▸ **Work to do**
Go through the data below and copy it exactly, skipping every picture.
+++
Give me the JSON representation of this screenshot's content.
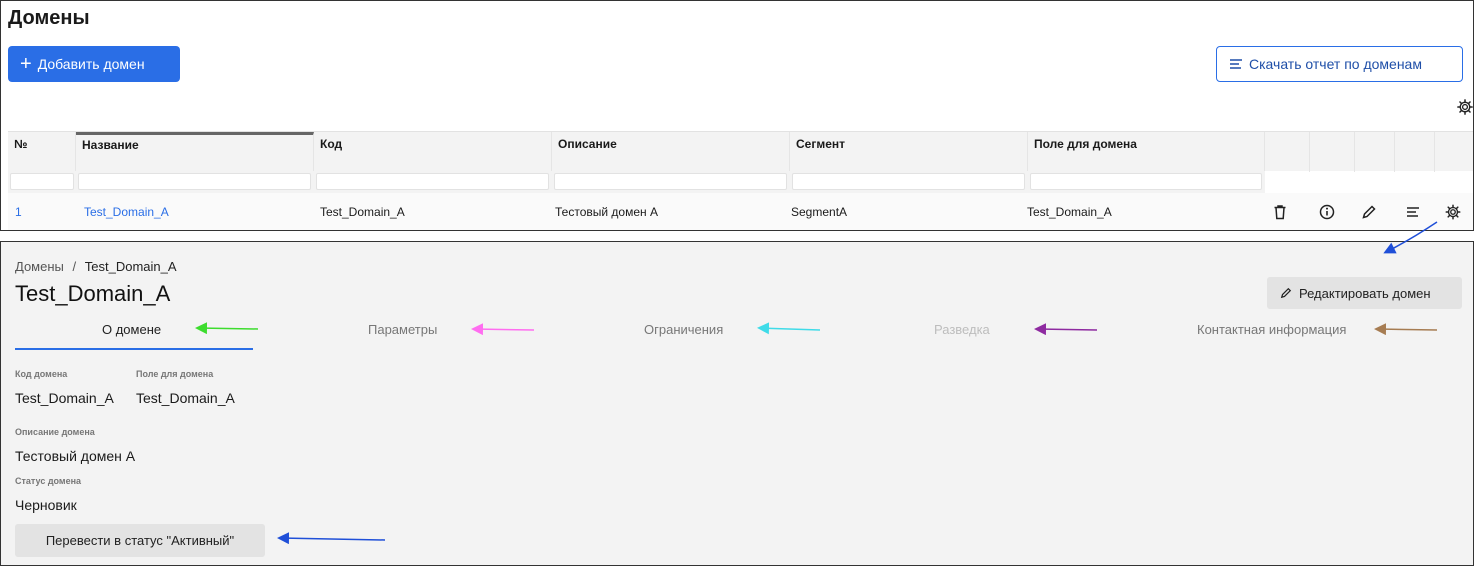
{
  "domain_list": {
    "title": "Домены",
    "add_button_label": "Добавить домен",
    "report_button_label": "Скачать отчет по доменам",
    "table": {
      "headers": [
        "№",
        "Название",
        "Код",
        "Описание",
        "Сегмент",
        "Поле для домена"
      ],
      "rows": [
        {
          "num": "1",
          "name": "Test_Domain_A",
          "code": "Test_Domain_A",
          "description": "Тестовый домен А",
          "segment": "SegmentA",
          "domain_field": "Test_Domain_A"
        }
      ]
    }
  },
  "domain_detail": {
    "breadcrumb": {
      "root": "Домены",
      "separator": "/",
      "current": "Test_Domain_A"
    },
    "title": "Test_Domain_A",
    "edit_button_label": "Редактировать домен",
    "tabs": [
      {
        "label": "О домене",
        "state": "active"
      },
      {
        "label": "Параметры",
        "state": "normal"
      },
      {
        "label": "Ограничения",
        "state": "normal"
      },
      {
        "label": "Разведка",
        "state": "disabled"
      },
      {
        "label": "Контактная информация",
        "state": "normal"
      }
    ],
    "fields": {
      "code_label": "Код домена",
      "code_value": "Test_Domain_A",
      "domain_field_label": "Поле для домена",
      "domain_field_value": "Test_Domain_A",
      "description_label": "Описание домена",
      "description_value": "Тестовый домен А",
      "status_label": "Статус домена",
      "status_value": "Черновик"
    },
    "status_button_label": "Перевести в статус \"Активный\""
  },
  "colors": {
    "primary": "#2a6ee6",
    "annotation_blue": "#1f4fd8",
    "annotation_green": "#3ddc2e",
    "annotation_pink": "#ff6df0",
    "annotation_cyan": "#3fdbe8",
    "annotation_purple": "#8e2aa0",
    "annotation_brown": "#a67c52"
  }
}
+++
▸ **Output for this exercise**
Give me the JSON representation of this screenshot's content.
{
  "domain_list": {
    "title": "Домены",
    "add_button_label": "Добавить домен",
    "report_button_label": "Скачать отчет по доменам",
    "table": {
      "headers": [
        "№",
        "Название",
        "Код",
        "Описание",
        "Сегмент",
        "Поле для домена"
      ],
      "rows": [
        {
          "num": "1",
          "name": "Test_Domain_A",
          "code": "Test_Domain_A",
          "description": "Тестовый домен А",
          "segment": "SegmentA",
          "domain_field": "Test_Domain_A"
        }
      ]
    }
  },
  "domain_detail": {
    "breadcrumb": {
      "root": "Домены",
      "separator": "/",
      "current": "Test_Domain_A"
    },
    "title": "Test_Domain_A",
    "edit_button_label": "Редактировать домен",
    "tabs": [
      {
        "label": "О домене",
        "state": "active"
      },
      {
        "label": "Параметры",
        "state": "normal"
      },
      {
        "label": "Ограничения",
        "state": "normal"
      },
      {
        "label": "Разведка",
        "state": "disabled"
      },
      {
        "label": "Контактная информация",
        "state": "normal"
      }
    ],
    "fields": {
      "code_label": "Код домена",
      "code_value": "Test_Domain_A",
      "domain_field_label": "Поле для домена",
      "domain_field_value": "Test_Domain_A",
      "description_label": "Описание домена",
      "description_value": "Тестовый домен А",
      "status_label": "Статус домена",
      "status_value": "Черновик"
    },
    "status_button_label": "Перевести в статус \"Активный\""
  },
  "colors": {
    "primary": "#2a6ee6",
    "annotation_blue": "#1f4fd8",
    "annotation_green": "#3ddc2e",
    "annotation_pink": "#ff6df0",
    "annotation_cyan": "#3fdbe8",
    "annotation_purple": "#8e2aa0",
    "annotation_brown": "#a67c52"
  }
}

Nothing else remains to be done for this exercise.